Problem statement:
Return every line of the items, word for word, from the very first line through the line containing "row-divider bbox=[143, 176, 955, 177]", including that line.
'''
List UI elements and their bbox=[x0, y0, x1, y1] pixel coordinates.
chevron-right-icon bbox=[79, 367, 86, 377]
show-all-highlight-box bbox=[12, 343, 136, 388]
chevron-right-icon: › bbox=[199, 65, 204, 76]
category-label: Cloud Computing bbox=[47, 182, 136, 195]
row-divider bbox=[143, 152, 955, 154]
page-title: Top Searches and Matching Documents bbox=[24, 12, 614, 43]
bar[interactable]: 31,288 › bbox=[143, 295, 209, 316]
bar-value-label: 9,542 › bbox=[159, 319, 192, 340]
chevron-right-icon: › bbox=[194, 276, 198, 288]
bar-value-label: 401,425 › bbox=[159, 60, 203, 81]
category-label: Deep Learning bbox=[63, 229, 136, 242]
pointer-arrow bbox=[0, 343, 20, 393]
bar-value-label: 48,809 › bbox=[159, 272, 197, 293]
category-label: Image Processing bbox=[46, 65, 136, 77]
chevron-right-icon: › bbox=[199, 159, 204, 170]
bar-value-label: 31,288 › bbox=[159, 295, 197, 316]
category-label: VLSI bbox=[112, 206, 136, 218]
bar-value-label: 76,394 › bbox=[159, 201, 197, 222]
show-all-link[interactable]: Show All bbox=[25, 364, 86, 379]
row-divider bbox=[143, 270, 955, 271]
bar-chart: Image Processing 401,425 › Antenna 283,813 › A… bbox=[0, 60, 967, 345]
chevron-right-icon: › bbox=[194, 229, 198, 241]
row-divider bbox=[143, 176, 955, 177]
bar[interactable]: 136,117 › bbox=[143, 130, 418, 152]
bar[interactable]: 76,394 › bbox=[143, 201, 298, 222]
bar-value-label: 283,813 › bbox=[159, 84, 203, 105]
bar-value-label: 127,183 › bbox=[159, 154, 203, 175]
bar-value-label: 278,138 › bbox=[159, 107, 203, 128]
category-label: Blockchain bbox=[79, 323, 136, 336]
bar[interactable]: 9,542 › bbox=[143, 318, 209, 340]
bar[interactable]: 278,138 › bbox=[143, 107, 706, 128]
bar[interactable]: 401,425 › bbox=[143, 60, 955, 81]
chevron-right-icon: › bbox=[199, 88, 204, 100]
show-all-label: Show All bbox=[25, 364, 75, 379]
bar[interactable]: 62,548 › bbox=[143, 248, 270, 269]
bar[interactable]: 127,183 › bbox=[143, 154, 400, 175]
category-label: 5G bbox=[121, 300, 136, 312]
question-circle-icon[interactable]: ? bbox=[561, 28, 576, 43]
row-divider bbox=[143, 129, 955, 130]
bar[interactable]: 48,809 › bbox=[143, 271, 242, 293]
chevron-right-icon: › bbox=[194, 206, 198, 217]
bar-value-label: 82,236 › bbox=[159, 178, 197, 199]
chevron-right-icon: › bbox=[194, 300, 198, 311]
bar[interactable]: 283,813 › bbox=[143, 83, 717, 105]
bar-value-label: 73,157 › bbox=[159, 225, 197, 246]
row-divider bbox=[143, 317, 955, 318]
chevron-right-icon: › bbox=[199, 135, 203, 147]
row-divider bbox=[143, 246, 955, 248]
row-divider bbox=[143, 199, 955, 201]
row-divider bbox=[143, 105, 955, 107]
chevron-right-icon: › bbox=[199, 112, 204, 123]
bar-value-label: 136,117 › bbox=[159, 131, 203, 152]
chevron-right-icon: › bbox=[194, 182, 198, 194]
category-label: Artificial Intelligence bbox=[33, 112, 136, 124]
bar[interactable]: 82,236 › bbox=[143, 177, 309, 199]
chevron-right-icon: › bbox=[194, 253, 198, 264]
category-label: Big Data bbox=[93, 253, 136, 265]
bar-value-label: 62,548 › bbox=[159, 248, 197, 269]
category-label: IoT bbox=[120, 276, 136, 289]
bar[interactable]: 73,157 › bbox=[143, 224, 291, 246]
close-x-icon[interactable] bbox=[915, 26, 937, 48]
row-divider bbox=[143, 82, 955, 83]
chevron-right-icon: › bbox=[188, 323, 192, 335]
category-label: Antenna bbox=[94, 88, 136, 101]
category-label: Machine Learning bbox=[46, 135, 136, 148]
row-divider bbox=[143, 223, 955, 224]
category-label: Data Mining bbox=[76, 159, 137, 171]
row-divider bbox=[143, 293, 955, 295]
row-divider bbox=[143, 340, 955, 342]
'''
Task solution:
List UI elements and their bbox=[x0, y0, x1, y1] pixel coordinates.
chevron-right-icon bbox=[79, 367, 86, 377]
show-all-highlight-box bbox=[12, 343, 136, 388]
chevron-right-icon: › bbox=[199, 65, 204, 76]
category-label: Cloud Computing bbox=[47, 182, 136, 195]
row-divider bbox=[143, 152, 955, 154]
page-title: Top Searches and Matching Documents bbox=[24, 12, 614, 43]
bar[interactable]: 31,288 › bbox=[143, 295, 209, 316]
bar-value-label: 9,542 › bbox=[159, 319, 192, 340]
chevron-right-icon: › bbox=[194, 276, 198, 288]
bar-value-label: 401,425 › bbox=[159, 60, 203, 81]
category-label: Deep Learning bbox=[63, 229, 136, 242]
pointer-arrow bbox=[0, 343, 20, 393]
bar-value-label: 48,809 › bbox=[159, 272, 197, 293]
category-label: Image Processing bbox=[46, 65, 136, 77]
chevron-right-icon: › bbox=[199, 159, 204, 170]
bar-value-label: 31,288 › bbox=[159, 295, 197, 316]
category-label: VLSI bbox=[112, 206, 136, 218]
bar-value-label: 76,394 › bbox=[159, 201, 197, 222]
show-all-link[interactable]: Show All bbox=[25, 364, 86, 379]
row-divider bbox=[143, 270, 955, 271]
bar-chart: Image Processing 401,425 › Antenna 283,813 › A… bbox=[0, 60, 967, 345]
chevron-right-icon: › bbox=[194, 229, 198, 241]
row-divider bbox=[143, 176, 955, 177]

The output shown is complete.